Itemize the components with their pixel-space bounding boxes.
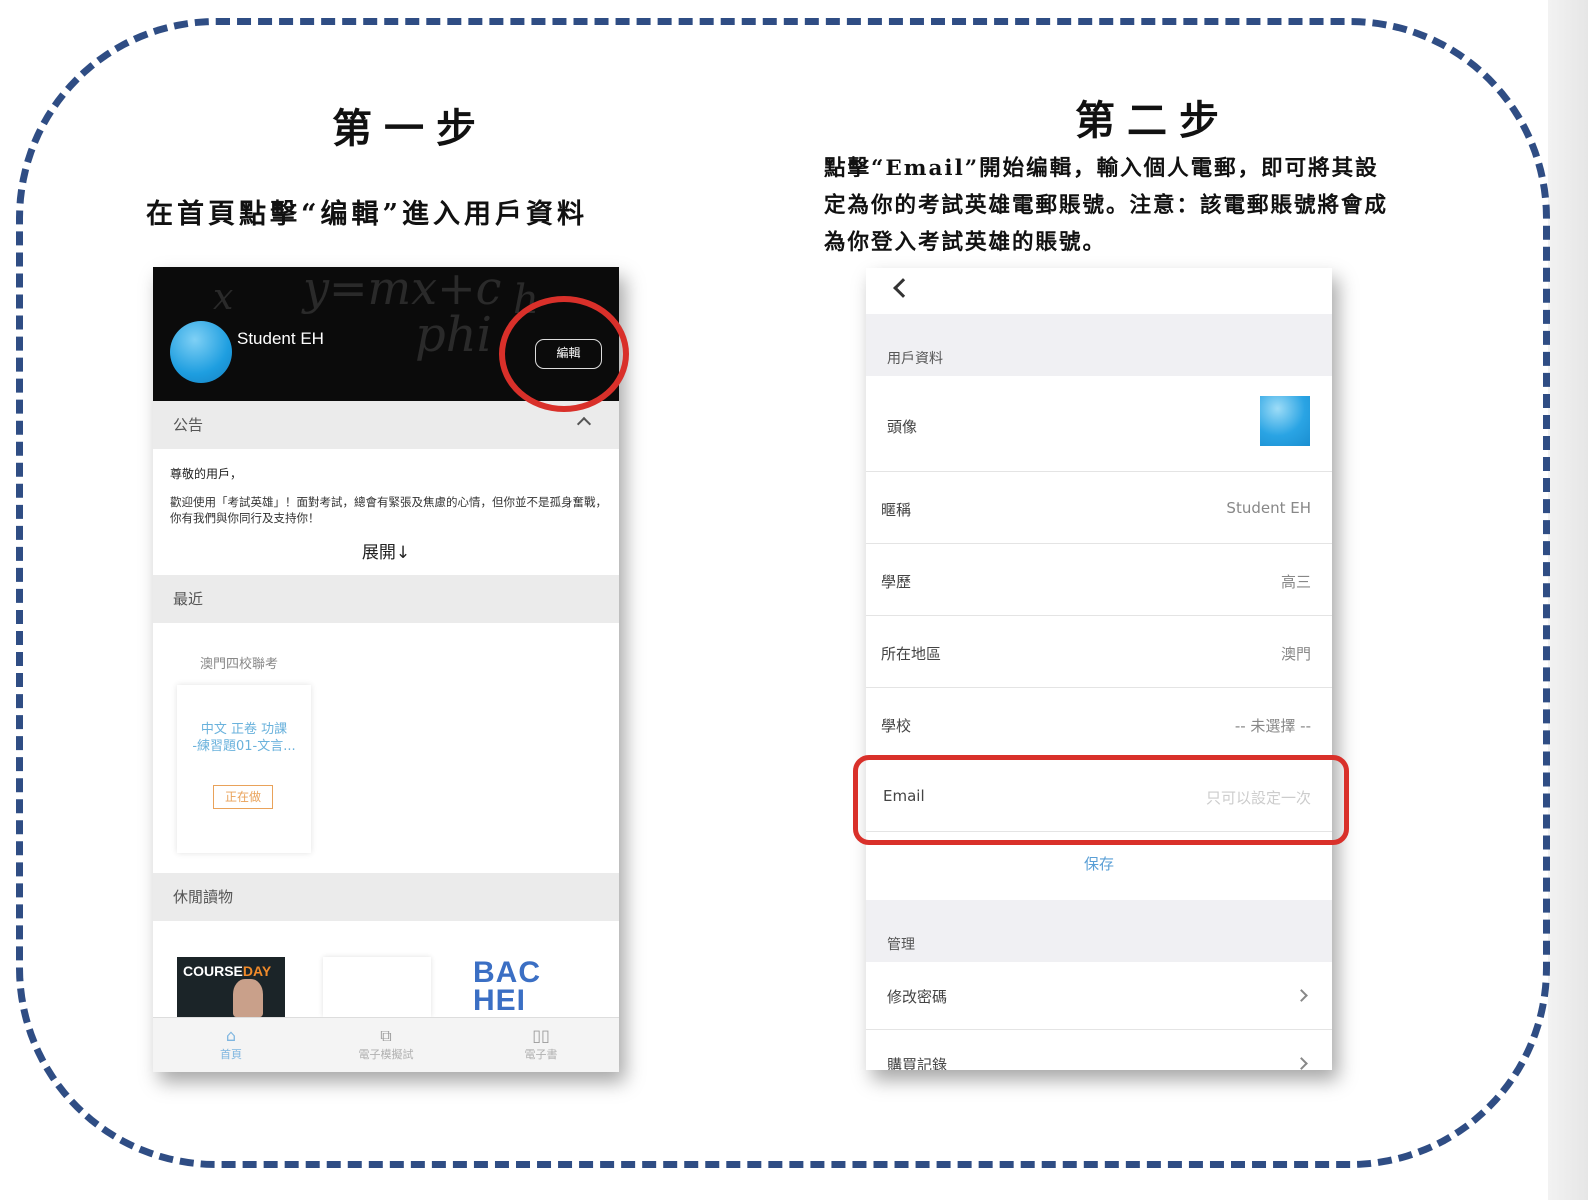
step1-instruction: 在首頁點擊“编輯”進入用戶資料	[146, 199, 589, 230]
avatar-thumbnail	[1260, 396, 1310, 446]
step2-instruction-line-2: 定為你的考試英雄電郵賬號。注意：該電郵賬號將會成	[824, 193, 1389, 218]
highlight-circle	[499, 296, 629, 412]
row-nickname[interactable]: 暱稱 Student EH	[866, 472, 1332, 544]
row-region[interactable]: 所在地區 澳門	[866, 616, 1332, 688]
tab-mock-exam-label: 電子模擬試	[358, 1048, 414, 1061]
book-cover-line-2: HEI	[473, 984, 527, 1017]
row-education[interactable]: 學歷 高三	[866, 544, 1332, 616]
save-button[interactable]: 保存	[866, 853, 1332, 874]
profile-screen: 用戶資料 頭像 暱稱 Student EH 學歷 高三 所在地區 澳門 學校 -…	[866, 268, 1332, 1070]
step2-instruction-line-1: 點擊“Email”開始编輯，輸入個人電郵，即可將其設	[824, 156, 1379, 181]
tab-ebook-label: 電子書	[524, 1048, 558, 1061]
nav-bar	[866, 268, 1332, 314]
row-label: 修改密碼	[887, 988, 948, 1006]
announcement-body: 歡迎使用「考試英雄」！面對考試，總會有緊張及焦慮的心情，但你並不是孤身奮戰，你有…	[170, 495, 607, 525]
exam-card-title: 中文 正卷 功課 -練習題01-文言...	[192, 722, 296, 754]
step2-instruction: 點擊“Email”開始编輯，輸入個人電郵，即可將其設 定為你的考試英雄電郵賬號。…	[824, 150, 1388, 261]
bottom-tab-bar: ⌂ 首頁 ⧉ 電子模擬試 ▯▯ 電子書	[153, 1017, 619, 1072]
leisure-title: 休閒讀物	[173, 888, 234, 906]
profile-section-title: 用戶資料	[887, 351, 943, 367]
avatar[interactable]	[170, 321, 232, 383]
row-label: 頭像	[887, 418, 918, 436]
highlight-rectangle	[853, 755, 1349, 845]
row-value: Student EH	[1226, 499, 1311, 517]
step1-heading: 第一步	[332, 105, 488, 152]
book-cover-bac[interactable]: BAC HEI	[471, 957, 579, 1017]
chevron-right-icon	[1295, 989, 1308, 1002]
profile-section-header: 用戶資料	[866, 314, 1332, 376]
row-school[interactable]: 學校 -- 未選擇 --	[866, 688, 1332, 760]
row-change-password[interactable]: 修改密碼	[866, 962, 1332, 1030]
exam-icon: ⧉	[380, 1026, 392, 1045]
page-edge-strip	[1548, 0, 1588, 1200]
row-label: 購買記錄	[887, 1056, 948, 1070]
row-value: -- 未選擇 --	[1234, 717, 1311, 735]
row-label: 所在地區	[881, 645, 942, 663]
step2-instruction-line-3: 為你登入考試英雄的賬號。	[824, 230, 1107, 255]
book-icon: ▯▯	[532, 1026, 550, 1045]
book-brand: COURSEDAY	[183, 963, 271, 979]
book-cover-line-1: BAC	[473, 957, 541, 989]
cover-portrait	[233, 979, 263, 1017]
back-chevron-icon[interactable]	[893, 278, 913, 298]
row-label: 學歷	[881, 573, 912, 591]
username: Student EH	[237, 329, 324, 348]
tab-mock-exam[interactable]: ⧉ 電子模擬試	[326, 1026, 446, 1062]
exam-name: 澳門四校聯考	[200, 657, 279, 672]
recent-header: 最近	[153, 575, 619, 623]
recent-title: 最近	[173, 590, 204, 608]
chevron-right-icon	[1295, 1057, 1308, 1070]
manage-section-header: 管理	[866, 900, 1332, 962]
row-value: 高三	[1280, 573, 1311, 591]
home-icon: ⌂	[225, 1026, 237, 1045]
step2-heading: 第二步	[1075, 97, 1231, 144]
status-badge[interactable]: 正在做	[213, 785, 273, 809]
tab-home-label: 首頁	[220, 1048, 242, 1061]
row-label: 學校	[881, 717, 912, 735]
book-brand-accent: DAY	[242, 963, 272, 979]
tab-ebook[interactable]: ▯▯ 電子書	[481, 1026, 601, 1062]
chalk-symbol: x	[213, 277, 234, 318]
row-avatar[interactable]: 頭像	[866, 376, 1332, 472]
book-cover-text: BAC HEI	[473, 957, 541, 1017]
row-value: 澳門	[1280, 645, 1311, 663]
chevron-up-icon[interactable]	[576, 416, 592, 432]
announcement-greeting: 尊敬的用戶，	[170, 467, 243, 481]
leisure-header: 休閒讀物	[153, 873, 619, 921]
tab-home[interactable]: ⌂ 首頁	[171, 1026, 291, 1062]
expand-button[interactable]: 展開↓	[153, 538, 619, 563]
exam-card[interactable]: 中文 正卷 功課 -練習題01-文言... 正在做	[177, 685, 311, 853]
manage-section-title: 管理	[887, 937, 915, 953]
row-purchase-history[interactable]: 購買記錄	[866, 1030, 1332, 1070]
chalk-word: phi	[415, 307, 492, 363]
book-brand-prefix: COURSE	[183, 963, 243, 979]
announcement-title: 公告	[173, 416, 204, 434]
book-cover-courseday[interactable]: COURSEDAY	[177, 957, 285, 1017]
book-cover-blank[interactable]	[323, 957, 431, 1017]
row-label: 暱稱	[881, 501, 912, 519]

CHALLENGE: Please recast all the entries above as a numbered list, one line per item, with blank lines and pictures left out.

RIGHT ANSWER:
1. Itemize the components with their pixel-space bounding boxes.
2. step1-instruction: 在首頁點擊“编輯”進入用戶資料	[146, 199, 589, 230]
3. avatar-thumbnail	[1260, 396, 1310, 446]
4. step2-instruction-line-2: 定為你的考試英雄電郵賬號。注意：該電郵賬號將會成	[824, 193, 1389, 218]
5. highlight-circle	[499, 296, 629, 412]
6. row-nickname[interactable]: 暱稱 Student EH	[866, 472, 1332, 544]
7. row-region[interactable]: 所在地區 澳門	[866, 616, 1332, 688]
8. tab-mock-exam-label: 電子模擬試	[358, 1048, 414, 1061]
9. book-cover-line-2: HEI	[473, 984, 527, 1017]
10. row-education[interactable]: 學歷 高三	[866, 544, 1332, 616]
11. save-button[interactable]: 保存	[866, 853, 1332, 874]
12. profile-screen: 用戶資料 頭像 暱稱 Student EH 學歷 高三 所在地區 澳門 學校 -…	[866, 268, 1332, 1070]
13. step2-instruction-line-1: 點擊“Email”開始编輯，輸入個人電郵，即可將其設	[824, 156, 1379, 181]
14. tab-ebook-label: 電子書	[524, 1048, 558, 1061]
15. nav-bar	[866, 268, 1332, 314]
16. row-label: 修改密碼	[887, 988, 948, 1006]
17. announcement-body: 歡迎使用「考試英雄」！面對考試，總會有緊張及焦慮的心情，但你並不是孤身奮戰，你有…	[170, 495, 607, 525]
18. exam-card-title: 中文 正卷 功課 -練習題01-文言...	[192, 722, 296, 754]
19. step2-instruction: 點擊“Email”開始编輯，輸入個人電郵，即可將其設 定為你的考試英雄電郵賬號。…	[824, 150, 1388, 261]
20. bottom-tab-bar: ⌂ 首頁 ⧉ 電子模擬試 ▯▯ 電子書	[153, 1017, 619, 1072]
21. leisure-title: 休閒讀物	[173, 888, 234, 906]
22. profile-section-title: 用戶資料	[887, 351, 943, 367]
23. avatar[interactable]	[170, 321, 232, 383]
24. row-label: 頭像	[887, 418, 918, 436]
25. highlight-rectangle	[853, 755, 1349, 845]
26. row-value: Student EH	[1226, 499, 1311, 517]
27. step1-heading: 第一步	[332, 105, 488, 152]
28. book-cover-bac[interactable]: BAC HEI	[471, 957, 579, 1017]
29. chevron-right-icon	[1295, 989, 1308, 1002]
30. profile-section-header: 用戶資料	[866, 314, 1332, 376]
31. row-school[interactable]: 學校 -- 未選擇 --	[866, 688, 1332, 760]
32. row-change-password[interactable]: 修改密碼	[866, 962, 1332, 1030]
33. exam-icon: ⧉	[380, 1026, 392, 1045]
34. page-edge-strip	[1548, 0, 1588, 1200]
35. row-label: 購買記錄	[887, 1056, 948, 1070]
36. row-value: -- 未選擇 --	[1234, 717, 1311, 735]
37. row-label: 所在地區	[881, 645, 942, 663]
38. step2-instruction-line-3: 為你登入考試英雄的賬號。	[824, 230, 1107, 255]
39. book-icon: ▯▯	[532, 1026, 550, 1045]
40. book-brand: COURSEDAY	[183, 963, 271, 979]
41. book-cover-line-1: BAC	[473, 957, 541, 989]
42. cover-portrait	[233, 979, 263, 1017]
43. back-chevron-icon[interactable]	[893, 278, 913, 298]
44. row-label: 學歷	[881, 573, 912, 591]
45. username: Student EH	[237, 329, 324, 348]
46. tab-mock-exam[interactable]: ⧉ 電子模擬試	[326, 1026, 446, 1062]
47. exam-name: 澳門四校聯考	[200, 657, 279, 672]
48. recent-header: 最近	[153, 575, 619, 623]
49. recent-title: 最近	[173, 590, 204, 608]
50. chevron-right-icon	[1295, 1057, 1308, 1070]
51. manage-section-header: 管理	[866, 900, 1332, 962]
52. row-value: 高三	[1280, 573, 1311, 591]
53. home-icon: ⌂	[225, 1026, 237, 1045]
54. step2-heading: 第二步	[1075, 97, 1231, 144]
55. status-badge[interactable]: 正在做	[213, 785, 273, 809]
56. tab-home-label: 首頁	[220, 1048, 242, 1061]
57. row-label: 學校	[881, 717, 912, 735]
58. book-brand-accent: DAY	[242, 963, 272, 979]
59. tab-ebook[interactable]: ▯▯ 電子書	[481, 1026, 601, 1062]
60. chalk-symbol: x	[213, 277, 234, 318]
61. row-avatar[interactable]: 頭像	[866, 376, 1332, 472]
62. book-cover-text: BAC HEI	[473, 957, 541, 1017]
63. row-value: 澳門	[1280, 645, 1311, 663]
64. chevron-up-icon[interactable]	[576, 416, 592, 432]
65. announcement-greeting: 尊敬的用戶，	[170, 467, 243, 481]
66. leisure-header: 休閒讀物	[153, 873, 619, 921]
67. tab-home[interactable]: ⌂ 首頁	[171, 1026, 291, 1062]
68. expand-button[interactable]: 展開↓	[153, 538, 619, 563]
69. exam-card[interactable]: 中文 正卷 功課 -練習題01-文言... 正在做	[177, 685, 311, 853]
70. manage-section-title: 管理	[887, 937, 915, 953]
71. row-purchase-history[interactable]: 購買記錄	[866, 1030, 1332, 1070]
72. chalk-word: phi	[415, 307, 492, 363]
73. book-brand-prefix: COURSE	[183, 963, 243, 979]
74. announcement-title: 公告	[173, 416, 204, 434]
75. book-cover-courseday[interactable]: COURSEDAY	[177, 957, 285, 1017]
76. book-cover-blank[interactable]	[323, 957, 431, 1017]
77. row-label: 暱稱	[881, 501, 912, 519]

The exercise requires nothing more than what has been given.